───── Excerpted data

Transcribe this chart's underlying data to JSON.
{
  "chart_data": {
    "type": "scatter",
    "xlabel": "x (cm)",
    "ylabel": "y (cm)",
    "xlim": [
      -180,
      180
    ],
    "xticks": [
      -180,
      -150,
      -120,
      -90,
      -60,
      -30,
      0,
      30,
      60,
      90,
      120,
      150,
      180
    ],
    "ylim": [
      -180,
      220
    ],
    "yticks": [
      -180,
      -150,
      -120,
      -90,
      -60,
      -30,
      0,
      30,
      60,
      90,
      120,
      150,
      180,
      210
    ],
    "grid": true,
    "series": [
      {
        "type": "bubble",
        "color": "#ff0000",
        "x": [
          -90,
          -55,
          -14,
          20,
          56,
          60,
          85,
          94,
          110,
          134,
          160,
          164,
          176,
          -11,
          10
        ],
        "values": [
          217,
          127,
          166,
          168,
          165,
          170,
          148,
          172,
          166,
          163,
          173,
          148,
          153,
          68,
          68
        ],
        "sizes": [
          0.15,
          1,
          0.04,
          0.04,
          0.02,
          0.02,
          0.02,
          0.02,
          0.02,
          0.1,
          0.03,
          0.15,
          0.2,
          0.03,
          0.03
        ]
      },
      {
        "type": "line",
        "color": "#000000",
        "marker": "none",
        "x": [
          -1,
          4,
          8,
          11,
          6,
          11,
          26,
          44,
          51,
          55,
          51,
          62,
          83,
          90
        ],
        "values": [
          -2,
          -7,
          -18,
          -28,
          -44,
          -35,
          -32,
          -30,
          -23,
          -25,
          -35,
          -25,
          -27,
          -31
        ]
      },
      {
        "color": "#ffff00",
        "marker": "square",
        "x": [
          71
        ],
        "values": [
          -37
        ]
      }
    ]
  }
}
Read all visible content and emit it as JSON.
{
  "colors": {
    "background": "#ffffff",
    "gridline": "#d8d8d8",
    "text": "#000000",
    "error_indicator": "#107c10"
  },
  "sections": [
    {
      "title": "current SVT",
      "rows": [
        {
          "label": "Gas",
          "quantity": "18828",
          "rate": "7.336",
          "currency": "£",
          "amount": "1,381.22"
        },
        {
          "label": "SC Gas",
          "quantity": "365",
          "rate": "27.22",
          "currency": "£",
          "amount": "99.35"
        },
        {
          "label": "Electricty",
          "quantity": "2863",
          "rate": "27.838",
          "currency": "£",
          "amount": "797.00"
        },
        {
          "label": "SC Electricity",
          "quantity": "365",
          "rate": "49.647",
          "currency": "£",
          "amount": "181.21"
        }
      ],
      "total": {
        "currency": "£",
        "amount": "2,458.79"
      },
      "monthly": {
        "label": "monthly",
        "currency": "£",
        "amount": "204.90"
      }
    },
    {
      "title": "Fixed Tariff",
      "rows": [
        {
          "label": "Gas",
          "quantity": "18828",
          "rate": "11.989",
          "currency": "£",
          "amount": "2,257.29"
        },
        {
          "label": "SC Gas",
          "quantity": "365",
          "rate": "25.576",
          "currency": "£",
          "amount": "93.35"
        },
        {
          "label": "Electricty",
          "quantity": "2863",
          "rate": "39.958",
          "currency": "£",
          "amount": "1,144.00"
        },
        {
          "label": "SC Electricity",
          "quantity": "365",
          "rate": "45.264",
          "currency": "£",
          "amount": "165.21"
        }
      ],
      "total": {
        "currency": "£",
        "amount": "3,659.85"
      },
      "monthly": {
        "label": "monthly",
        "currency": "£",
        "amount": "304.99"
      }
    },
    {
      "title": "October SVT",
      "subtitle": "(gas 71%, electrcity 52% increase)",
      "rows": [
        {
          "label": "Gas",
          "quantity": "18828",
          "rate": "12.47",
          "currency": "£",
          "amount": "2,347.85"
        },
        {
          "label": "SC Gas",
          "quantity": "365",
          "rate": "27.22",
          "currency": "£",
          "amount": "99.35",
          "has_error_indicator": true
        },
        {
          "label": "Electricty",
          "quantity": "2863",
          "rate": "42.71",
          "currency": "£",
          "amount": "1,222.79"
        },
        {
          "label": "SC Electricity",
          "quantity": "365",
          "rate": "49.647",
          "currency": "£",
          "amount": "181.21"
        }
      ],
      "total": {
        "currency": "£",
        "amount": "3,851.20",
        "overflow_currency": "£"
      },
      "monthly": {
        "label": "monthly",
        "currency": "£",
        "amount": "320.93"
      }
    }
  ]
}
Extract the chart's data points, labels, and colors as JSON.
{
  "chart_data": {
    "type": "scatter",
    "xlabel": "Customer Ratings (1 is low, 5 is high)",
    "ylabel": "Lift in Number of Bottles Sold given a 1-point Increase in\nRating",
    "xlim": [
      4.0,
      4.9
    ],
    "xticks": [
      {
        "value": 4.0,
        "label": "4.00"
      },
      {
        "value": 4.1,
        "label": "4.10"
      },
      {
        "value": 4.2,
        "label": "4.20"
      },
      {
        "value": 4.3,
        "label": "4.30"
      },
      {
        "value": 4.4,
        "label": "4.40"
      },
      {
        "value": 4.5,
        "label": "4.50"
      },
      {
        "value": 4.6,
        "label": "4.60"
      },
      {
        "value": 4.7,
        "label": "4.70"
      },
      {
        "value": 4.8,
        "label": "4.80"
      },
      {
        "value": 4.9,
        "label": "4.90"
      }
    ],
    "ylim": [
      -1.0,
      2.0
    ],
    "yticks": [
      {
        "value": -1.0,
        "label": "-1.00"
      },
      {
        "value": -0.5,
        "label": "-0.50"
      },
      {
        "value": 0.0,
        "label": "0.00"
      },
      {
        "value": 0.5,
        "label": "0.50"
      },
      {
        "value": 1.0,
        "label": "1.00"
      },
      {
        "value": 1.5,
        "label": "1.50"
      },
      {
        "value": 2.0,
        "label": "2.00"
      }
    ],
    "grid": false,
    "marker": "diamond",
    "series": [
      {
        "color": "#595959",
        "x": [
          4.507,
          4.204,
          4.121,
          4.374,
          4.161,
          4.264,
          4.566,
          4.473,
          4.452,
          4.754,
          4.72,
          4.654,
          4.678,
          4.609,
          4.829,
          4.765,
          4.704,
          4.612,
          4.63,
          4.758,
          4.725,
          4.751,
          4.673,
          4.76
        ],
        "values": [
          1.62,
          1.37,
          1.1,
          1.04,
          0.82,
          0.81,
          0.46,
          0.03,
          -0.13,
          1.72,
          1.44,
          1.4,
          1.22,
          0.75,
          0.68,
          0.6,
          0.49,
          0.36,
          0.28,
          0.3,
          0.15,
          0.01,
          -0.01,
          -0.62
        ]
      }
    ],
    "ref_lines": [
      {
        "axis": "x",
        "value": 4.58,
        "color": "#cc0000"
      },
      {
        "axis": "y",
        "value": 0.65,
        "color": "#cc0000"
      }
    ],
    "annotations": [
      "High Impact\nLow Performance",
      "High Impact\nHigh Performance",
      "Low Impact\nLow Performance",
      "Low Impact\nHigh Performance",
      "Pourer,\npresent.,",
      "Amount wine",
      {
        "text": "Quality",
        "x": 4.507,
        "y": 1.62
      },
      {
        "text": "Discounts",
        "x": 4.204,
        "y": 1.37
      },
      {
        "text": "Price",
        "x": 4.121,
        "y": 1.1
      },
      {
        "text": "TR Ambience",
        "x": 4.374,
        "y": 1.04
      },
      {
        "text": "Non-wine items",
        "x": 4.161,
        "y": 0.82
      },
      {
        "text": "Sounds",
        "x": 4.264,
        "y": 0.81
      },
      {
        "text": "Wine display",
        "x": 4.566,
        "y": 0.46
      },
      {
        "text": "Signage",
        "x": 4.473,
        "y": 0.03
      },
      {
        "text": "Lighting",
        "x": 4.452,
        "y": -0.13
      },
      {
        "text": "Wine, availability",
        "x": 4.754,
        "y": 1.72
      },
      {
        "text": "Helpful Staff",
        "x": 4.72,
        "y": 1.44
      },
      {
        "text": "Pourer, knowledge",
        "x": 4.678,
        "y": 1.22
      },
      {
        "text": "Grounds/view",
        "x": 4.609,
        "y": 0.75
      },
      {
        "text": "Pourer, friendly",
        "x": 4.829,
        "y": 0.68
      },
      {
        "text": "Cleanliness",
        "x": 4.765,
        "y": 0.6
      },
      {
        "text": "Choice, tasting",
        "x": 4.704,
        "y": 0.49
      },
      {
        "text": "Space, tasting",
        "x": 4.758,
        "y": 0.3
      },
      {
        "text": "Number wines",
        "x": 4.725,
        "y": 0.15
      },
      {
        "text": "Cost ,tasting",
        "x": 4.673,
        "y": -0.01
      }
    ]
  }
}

──────────

**Problem statement**
Check each line of the entries for the string "nHigh". Copy the lines that have it.

**Response for this exercise**
      "High Impact\nHigh Performance",
      "Low Impact\nHigh Performance",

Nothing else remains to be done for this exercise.